→ WHAT IS REQUIRED
Print, exactly as given, each line of the data from the line containing "What's the underlying" up to and including its last line.

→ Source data
------------

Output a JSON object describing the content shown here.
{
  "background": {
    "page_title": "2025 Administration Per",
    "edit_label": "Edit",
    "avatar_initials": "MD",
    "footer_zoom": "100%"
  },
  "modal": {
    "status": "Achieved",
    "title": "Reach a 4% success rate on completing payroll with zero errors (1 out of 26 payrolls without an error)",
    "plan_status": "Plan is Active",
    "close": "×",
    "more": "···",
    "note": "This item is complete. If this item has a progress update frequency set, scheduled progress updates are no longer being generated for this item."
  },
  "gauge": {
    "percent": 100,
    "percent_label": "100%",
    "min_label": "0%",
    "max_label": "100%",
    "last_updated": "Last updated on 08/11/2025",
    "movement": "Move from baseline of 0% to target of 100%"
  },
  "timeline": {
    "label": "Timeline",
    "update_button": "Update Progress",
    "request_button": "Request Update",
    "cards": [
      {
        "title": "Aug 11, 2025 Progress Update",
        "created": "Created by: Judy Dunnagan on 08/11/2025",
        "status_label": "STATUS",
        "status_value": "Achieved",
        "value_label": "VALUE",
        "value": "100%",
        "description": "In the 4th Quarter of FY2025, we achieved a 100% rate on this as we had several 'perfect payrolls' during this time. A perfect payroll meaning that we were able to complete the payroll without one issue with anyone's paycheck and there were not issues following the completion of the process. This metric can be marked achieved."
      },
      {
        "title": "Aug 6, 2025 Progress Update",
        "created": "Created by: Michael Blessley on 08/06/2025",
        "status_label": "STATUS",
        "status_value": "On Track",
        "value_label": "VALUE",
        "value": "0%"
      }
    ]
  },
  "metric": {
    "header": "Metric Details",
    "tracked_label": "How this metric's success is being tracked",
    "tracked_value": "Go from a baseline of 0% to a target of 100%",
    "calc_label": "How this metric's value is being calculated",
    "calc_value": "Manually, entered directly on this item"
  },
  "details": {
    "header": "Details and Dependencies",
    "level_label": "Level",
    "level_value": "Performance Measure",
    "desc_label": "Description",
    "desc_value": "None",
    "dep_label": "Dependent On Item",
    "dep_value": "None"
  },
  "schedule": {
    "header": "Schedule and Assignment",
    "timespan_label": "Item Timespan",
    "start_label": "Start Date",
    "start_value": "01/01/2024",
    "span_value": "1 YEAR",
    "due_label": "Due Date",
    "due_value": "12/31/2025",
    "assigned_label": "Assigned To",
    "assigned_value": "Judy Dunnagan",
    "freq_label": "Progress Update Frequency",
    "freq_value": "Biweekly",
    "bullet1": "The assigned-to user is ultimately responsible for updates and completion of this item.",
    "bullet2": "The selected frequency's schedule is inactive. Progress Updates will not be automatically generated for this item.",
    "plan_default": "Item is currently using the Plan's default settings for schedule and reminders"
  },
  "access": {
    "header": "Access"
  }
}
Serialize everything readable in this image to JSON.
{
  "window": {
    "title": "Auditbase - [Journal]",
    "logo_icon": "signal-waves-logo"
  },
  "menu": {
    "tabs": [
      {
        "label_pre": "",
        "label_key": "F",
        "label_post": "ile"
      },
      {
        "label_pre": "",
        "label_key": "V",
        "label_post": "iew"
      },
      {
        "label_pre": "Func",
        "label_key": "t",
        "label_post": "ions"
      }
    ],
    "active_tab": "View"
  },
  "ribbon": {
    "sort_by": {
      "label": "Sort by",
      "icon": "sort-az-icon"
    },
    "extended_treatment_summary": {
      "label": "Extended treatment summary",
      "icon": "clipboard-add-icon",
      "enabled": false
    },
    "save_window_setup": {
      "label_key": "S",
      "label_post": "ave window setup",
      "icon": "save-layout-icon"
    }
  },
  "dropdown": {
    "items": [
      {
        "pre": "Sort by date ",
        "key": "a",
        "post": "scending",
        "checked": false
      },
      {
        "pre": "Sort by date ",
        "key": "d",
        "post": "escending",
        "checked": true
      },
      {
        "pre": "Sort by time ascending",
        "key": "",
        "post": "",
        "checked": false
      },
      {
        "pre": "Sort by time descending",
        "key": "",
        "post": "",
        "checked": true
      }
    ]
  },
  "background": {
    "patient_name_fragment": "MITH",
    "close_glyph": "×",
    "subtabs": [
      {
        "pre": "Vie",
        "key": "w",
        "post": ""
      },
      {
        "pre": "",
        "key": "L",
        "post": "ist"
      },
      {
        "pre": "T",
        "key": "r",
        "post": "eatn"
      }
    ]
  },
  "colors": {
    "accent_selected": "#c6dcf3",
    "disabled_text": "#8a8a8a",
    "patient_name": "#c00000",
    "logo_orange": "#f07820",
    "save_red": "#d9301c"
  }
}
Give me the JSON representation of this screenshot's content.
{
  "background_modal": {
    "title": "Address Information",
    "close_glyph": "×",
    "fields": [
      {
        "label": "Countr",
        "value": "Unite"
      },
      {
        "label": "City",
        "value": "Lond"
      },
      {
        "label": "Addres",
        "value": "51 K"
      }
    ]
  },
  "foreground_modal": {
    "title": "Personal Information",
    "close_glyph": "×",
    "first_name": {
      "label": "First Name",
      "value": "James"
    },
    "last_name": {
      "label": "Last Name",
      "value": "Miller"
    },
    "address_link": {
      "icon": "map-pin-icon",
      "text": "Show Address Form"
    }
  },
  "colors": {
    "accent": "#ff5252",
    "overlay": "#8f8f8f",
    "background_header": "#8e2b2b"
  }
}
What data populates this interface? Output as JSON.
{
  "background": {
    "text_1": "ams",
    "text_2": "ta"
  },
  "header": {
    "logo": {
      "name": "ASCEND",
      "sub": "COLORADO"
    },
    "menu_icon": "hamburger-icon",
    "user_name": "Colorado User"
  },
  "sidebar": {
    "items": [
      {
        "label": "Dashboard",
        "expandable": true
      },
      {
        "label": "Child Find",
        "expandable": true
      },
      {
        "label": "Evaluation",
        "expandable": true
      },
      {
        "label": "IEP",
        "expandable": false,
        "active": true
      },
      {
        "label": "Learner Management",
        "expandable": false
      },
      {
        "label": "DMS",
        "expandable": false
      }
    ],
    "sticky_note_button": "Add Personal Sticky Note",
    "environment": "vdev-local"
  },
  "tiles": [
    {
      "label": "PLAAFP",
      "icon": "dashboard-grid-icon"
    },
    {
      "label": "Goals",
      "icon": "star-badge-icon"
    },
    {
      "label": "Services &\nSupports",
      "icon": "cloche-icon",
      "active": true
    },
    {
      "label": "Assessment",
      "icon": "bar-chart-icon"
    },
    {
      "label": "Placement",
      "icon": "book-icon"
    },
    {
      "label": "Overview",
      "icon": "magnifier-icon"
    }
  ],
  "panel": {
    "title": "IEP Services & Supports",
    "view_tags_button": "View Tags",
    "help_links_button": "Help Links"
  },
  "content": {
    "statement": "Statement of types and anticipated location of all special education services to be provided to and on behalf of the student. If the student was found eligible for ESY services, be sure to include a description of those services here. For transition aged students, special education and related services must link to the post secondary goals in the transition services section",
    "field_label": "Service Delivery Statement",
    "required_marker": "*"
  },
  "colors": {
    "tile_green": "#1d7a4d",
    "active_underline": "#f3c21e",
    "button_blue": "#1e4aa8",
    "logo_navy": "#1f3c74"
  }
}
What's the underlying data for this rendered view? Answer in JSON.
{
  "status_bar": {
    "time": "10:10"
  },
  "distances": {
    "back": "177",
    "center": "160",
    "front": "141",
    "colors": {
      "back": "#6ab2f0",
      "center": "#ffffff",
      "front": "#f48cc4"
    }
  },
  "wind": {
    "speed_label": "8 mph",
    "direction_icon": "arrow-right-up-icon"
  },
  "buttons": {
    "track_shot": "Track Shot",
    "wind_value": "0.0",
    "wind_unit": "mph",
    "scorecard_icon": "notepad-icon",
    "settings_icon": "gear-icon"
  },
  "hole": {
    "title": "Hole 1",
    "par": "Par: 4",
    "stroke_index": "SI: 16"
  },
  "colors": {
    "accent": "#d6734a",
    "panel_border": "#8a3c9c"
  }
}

------------

→ WRITTEN REPLY
What's the underlying data for this rendered view? Answer in JSON.
{
  "status_bar": {
    "time": "10:10"
  },
  "distances": {
    "back": "177",
    "center": "160",
    "front": "141",
    "colors": {
      "back": "#6ab2f0",
      "center": "#ffffff",
      "front": "#f48cc4"
    }
  },
  "wind": {
    "speed_label": "8 mph",
    "direction_icon": "arrow-right-up-icon"
  },
  "buttons": {
    "track_shot": "Track Shot",
    "wind_value": "0.0",
    "wind_unit": "mph",
    "scorecard_icon": "notepad-icon",
    "settings_icon": "gear-icon"
  },
  "hole": {
    "title": "Hole 1",
    "par": "Par: 4",
    "stroke_index": "SI: 16"
  },
  "colors": {
    "accent": "#d6734a",
    "panel_border": "#8a3c9c"
  }
}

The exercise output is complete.